▸ **WHAT THE EXERCISE ASKS**
Every entry is to be written out word for word.

▸ **INFORMATION PROVIDED**
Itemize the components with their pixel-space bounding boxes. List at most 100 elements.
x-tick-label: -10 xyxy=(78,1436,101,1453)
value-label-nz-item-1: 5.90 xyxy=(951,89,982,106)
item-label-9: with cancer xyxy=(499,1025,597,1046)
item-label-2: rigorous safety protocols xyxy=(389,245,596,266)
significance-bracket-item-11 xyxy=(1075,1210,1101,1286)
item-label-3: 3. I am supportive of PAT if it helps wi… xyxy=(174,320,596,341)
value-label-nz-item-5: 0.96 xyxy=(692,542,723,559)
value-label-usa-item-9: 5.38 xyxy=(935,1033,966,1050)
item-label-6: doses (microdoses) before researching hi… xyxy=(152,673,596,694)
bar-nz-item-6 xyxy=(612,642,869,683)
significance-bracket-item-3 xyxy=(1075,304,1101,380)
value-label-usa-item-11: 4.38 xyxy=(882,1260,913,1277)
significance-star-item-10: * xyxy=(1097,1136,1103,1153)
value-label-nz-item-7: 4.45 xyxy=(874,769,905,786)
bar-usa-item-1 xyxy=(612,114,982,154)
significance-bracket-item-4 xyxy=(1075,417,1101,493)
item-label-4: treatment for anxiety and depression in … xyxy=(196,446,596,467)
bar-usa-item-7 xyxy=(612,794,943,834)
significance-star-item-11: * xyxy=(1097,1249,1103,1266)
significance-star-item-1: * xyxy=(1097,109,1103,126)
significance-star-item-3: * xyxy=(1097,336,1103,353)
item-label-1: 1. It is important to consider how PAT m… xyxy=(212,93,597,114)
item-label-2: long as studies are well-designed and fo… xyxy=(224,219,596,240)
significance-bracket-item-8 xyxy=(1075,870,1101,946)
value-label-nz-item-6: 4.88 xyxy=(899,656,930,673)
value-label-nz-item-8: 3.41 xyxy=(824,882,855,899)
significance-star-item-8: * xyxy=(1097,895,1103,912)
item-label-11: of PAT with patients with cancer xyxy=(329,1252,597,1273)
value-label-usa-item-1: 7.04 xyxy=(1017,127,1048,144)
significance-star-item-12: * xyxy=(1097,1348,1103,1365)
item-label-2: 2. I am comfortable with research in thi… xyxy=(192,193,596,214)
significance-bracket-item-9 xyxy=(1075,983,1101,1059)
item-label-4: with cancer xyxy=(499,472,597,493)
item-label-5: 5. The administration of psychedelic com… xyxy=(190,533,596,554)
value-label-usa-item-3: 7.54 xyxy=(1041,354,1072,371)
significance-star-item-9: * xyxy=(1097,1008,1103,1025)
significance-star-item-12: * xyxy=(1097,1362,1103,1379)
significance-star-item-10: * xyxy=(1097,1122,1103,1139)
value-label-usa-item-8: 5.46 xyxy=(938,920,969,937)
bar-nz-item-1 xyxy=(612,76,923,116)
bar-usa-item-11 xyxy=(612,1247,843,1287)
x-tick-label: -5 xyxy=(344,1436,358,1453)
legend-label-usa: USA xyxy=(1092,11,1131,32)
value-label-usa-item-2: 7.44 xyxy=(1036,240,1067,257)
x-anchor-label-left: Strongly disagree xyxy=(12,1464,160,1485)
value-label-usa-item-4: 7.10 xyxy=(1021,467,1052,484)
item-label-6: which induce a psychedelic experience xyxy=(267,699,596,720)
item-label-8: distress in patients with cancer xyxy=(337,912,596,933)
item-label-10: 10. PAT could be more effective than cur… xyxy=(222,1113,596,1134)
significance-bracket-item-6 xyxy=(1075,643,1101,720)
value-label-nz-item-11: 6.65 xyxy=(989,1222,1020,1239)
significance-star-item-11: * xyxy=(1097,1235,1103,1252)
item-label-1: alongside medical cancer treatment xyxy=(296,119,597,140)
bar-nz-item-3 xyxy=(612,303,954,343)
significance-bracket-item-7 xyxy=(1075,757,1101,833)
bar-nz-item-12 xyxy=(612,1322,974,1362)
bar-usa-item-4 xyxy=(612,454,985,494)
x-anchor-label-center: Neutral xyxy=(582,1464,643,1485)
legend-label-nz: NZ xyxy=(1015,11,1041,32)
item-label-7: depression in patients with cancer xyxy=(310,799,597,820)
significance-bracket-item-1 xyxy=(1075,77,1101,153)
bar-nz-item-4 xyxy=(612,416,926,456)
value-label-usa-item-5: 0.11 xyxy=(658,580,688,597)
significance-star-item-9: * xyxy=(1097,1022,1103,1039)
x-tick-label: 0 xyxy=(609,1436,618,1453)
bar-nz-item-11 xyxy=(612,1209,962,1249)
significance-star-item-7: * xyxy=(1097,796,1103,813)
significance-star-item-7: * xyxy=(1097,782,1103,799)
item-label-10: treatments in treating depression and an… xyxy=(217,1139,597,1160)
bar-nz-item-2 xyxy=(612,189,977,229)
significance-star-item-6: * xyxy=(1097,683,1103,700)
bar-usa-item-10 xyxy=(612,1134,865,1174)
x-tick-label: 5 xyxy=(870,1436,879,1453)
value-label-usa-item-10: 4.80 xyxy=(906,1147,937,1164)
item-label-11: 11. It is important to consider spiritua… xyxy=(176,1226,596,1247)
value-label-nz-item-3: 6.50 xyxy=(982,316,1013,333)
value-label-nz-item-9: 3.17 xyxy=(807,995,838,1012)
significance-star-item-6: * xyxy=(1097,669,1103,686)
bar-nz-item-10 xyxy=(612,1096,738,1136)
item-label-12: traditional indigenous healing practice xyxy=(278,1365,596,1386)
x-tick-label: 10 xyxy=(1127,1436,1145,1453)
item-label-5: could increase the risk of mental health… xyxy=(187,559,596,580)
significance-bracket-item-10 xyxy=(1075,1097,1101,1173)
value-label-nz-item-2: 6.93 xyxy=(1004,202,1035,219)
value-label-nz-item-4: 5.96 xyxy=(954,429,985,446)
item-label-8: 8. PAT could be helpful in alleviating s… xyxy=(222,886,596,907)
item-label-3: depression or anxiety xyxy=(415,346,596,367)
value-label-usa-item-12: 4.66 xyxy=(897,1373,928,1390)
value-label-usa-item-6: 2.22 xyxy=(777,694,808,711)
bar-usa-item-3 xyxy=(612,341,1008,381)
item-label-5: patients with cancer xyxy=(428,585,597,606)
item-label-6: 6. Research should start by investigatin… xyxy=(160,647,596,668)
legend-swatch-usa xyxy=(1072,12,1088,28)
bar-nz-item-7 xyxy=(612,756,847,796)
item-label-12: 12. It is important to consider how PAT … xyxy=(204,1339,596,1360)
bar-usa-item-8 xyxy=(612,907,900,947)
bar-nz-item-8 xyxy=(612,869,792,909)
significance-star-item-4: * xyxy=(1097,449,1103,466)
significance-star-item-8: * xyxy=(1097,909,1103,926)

▸ **TASK OUTPUT**
Itemize the components with their pixel-space bounding boxes. List at most 100 elements.
x-tick-label: -10 xyxy=(78,1436,101,1453)
value-label-nz-item-1: 5.90 xyxy=(951,89,982,106)
item-label-9: with cancer xyxy=(499,1025,597,1046)
item-label-2: rigorous safety protocols xyxy=(389,245,596,266)
significance-bracket-item-11 xyxy=(1075,1210,1101,1286)
item-label-3: 3. I am supportive of PAT if it helps wi… xyxy=(174,320,596,341)
value-label-nz-item-5: 0.96 xyxy=(692,542,723,559)
value-label-usa-item-9: 5.38 xyxy=(935,1033,966,1050)
item-label-6: doses (microdoses) before researching hi… xyxy=(152,673,596,694)
bar-nz-item-6 xyxy=(612,642,869,683)
significance-bracket-item-3 xyxy=(1075,304,1101,380)
value-label-usa-item-11: 4.38 xyxy=(882,1260,913,1277)
significance-star-item-10: * xyxy=(1097,1136,1103,1153)
value-label-nz-item-7: 4.45 xyxy=(874,769,905,786)
bar-usa-item-1 xyxy=(612,114,982,154)
significance-bracket-item-4 xyxy=(1075,417,1101,493)
item-label-4: treatment for anxiety and depression in … xyxy=(196,446,596,467)
bar-usa-item-7 xyxy=(612,794,943,834)
significance-star-item-11: * xyxy=(1097,1249,1103,1266)
significance-star-item-1: * xyxy=(1097,109,1103,126)
significance-star-item-3: * xyxy=(1097,336,1103,353)
item-label-1: 1. It is important to consider how PAT m… xyxy=(212,93,597,114)
item-label-2: long as studies are well-designed and fo… xyxy=(224,219,596,240)
significance-bracket-item-8 xyxy=(1075,870,1101,946)
value-label-nz-item-6: 4.88 xyxy=(899,656,930,673)
value-label-nz-item-8: 3.41 xyxy=(824,882,855,899)
significance-star-item-8: * xyxy=(1097,895,1103,912)
item-label-11: of PAT with patients with cancer xyxy=(329,1252,597,1273)
value-label-usa-item-1: 7.04 xyxy=(1017,127,1048,144)
significance-star-item-12: * xyxy=(1097,1348,1103,1365)
item-label-2: 2. I am comfortable with research in thi… xyxy=(192,193,596,214)
significance-bracket-item-9 xyxy=(1075,983,1101,1059)
item-label-4: with cancer xyxy=(499,472,597,493)
item-label-5: 5. The administration of psychedelic com… xyxy=(190,533,596,554)
value-label-usa-item-3: 7.54 xyxy=(1041,354,1072,371)
significance-star-item-9: * xyxy=(1097,1008,1103,1025)
significance-star-item-12: * xyxy=(1097,1362,1103,1379)
significance-star-item-10: * xyxy=(1097,1122,1103,1139)
value-label-usa-item-8: 5.46 xyxy=(938,920,969,937)
bar-nz-item-1 xyxy=(612,76,923,116)
bar-usa-item-11 xyxy=(612,1247,843,1287)
x-tick-label: -5 xyxy=(344,1436,358,1453)
legend-label-usa: USA xyxy=(1092,11,1131,32)
value-label-usa-item-2: 7.44 xyxy=(1036,240,1067,257)
x-anchor-label-left: Strongly disagree xyxy=(12,1464,160,1485)
value-label-usa-item-4: 7.10 xyxy=(1021,467,1052,484)
item-label-6: which induce a psychedelic experience xyxy=(267,699,596,720)
item-label-8: distress in patients with cancer xyxy=(337,912,596,933)
item-label-10: 10. PAT could be more effective than cur… xyxy=(222,1113,596,1134)
significance-bracket-item-6 xyxy=(1075,643,1101,720)
value-label-nz-item-11: 6.65 xyxy=(989,1222,1020,1239)
significance-star-item-11: * xyxy=(1097,1235,1103,1252)
item-label-1: alongside medical cancer treatment xyxy=(296,119,597,140)
bar-nz-item-3 xyxy=(612,303,954,343)
significance-bracket-item-7 xyxy=(1075,757,1101,833)
bar-nz-item-12 xyxy=(612,1322,974,1362)
bar-usa-item-4 xyxy=(612,454,985,494)
x-anchor-label-center: Neutral xyxy=(582,1464,643,1485)
legend-label-nz: NZ xyxy=(1015,11,1041,32)
item-label-7: depression in patients with cancer xyxy=(310,799,597,820)
significance-bracket-item-1 xyxy=(1075,77,1101,153)
bar-nz-item-4 xyxy=(612,416,926,456)
value-label-usa-item-5: 0.11 xyxy=(658,580,688,597)
significance-star-item-9: * xyxy=(1097,1022,1103,1039)
x-tick-label: 0 xyxy=(609,1436,618,1453)
bar-nz-item-11 xyxy=(612,1209,962,1249)
significance-star-item-7: * xyxy=(1097,796,1103,813)
significance-star-item-7: * xyxy=(1097,782,1103,799)
item-label-10: treatments in treating depression and an… xyxy=(217,1139,597,1160)
bar-nz-item-2 xyxy=(612,189,977,229)
significance-star-item-6: * xyxy=(1097,683,1103,700)
bar-usa-item-10 xyxy=(612,1134,865,1174)
x-tick-label: 5 xyxy=(870,1436,879,1453)
value-label-usa-item-10: 4.80 xyxy=(906,1147,937,1164)
item-label-11: 11. It is important to consider spiritua… xyxy=(176,1226,596,1247)
value-label-nz-item-3: 6.50 xyxy=(982,316,1013,333)
value-label-nz-item-9: 3.17 xyxy=(807,995,838,1012)
significance-star-item-6: * xyxy=(1097,669,1103,686)
bar-nz-item-10 xyxy=(612,1096,738,1136)
item-label-12: traditional indigenous healing practice xyxy=(278,1365,596,1386)
x-tick-label: 10 xyxy=(1127,1436,1145,1453)
item-label-5: could increase the risk of mental health… xyxy=(187,559,596,580)
significance-bracket-item-10 xyxy=(1075,1097,1101,1173)
value-label-nz-item-2: 6.93 xyxy=(1004,202,1035,219)
value-label-nz-item-4: 5.96 xyxy=(954,429,985,446)
item-label-8: 8. PAT could be helpful in alleviating s… xyxy=(222,886,596,907)
item-label-3: depression or anxiety xyxy=(415,346,596,367)
value-label-usa-item-12: 4.66 xyxy=(897,1373,928,1390)
value-label-usa-item-6: 2.22 xyxy=(777,694,808,711)
bar-usa-item-3 xyxy=(612,341,1008,381)
item-label-5: patients with cancer xyxy=(428,585,597,606)
item-label-6: 6. Research should start by investigatin… xyxy=(160,647,596,668)
legend-swatch-usa xyxy=(1072,12,1088,28)
bar-nz-item-7 xyxy=(612,756,847,796)
item-label-12: 12. It is important to consider how PAT … xyxy=(204,1339,596,1360)
bar-usa-item-8 xyxy=(612,907,900,947)
bar-nz-item-8 xyxy=(612,869,792,909)
significance-star-item-4: * xyxy=(1097,449,1103,466)
significance-star-item-8: * xyxy=(1097,909,1103,926)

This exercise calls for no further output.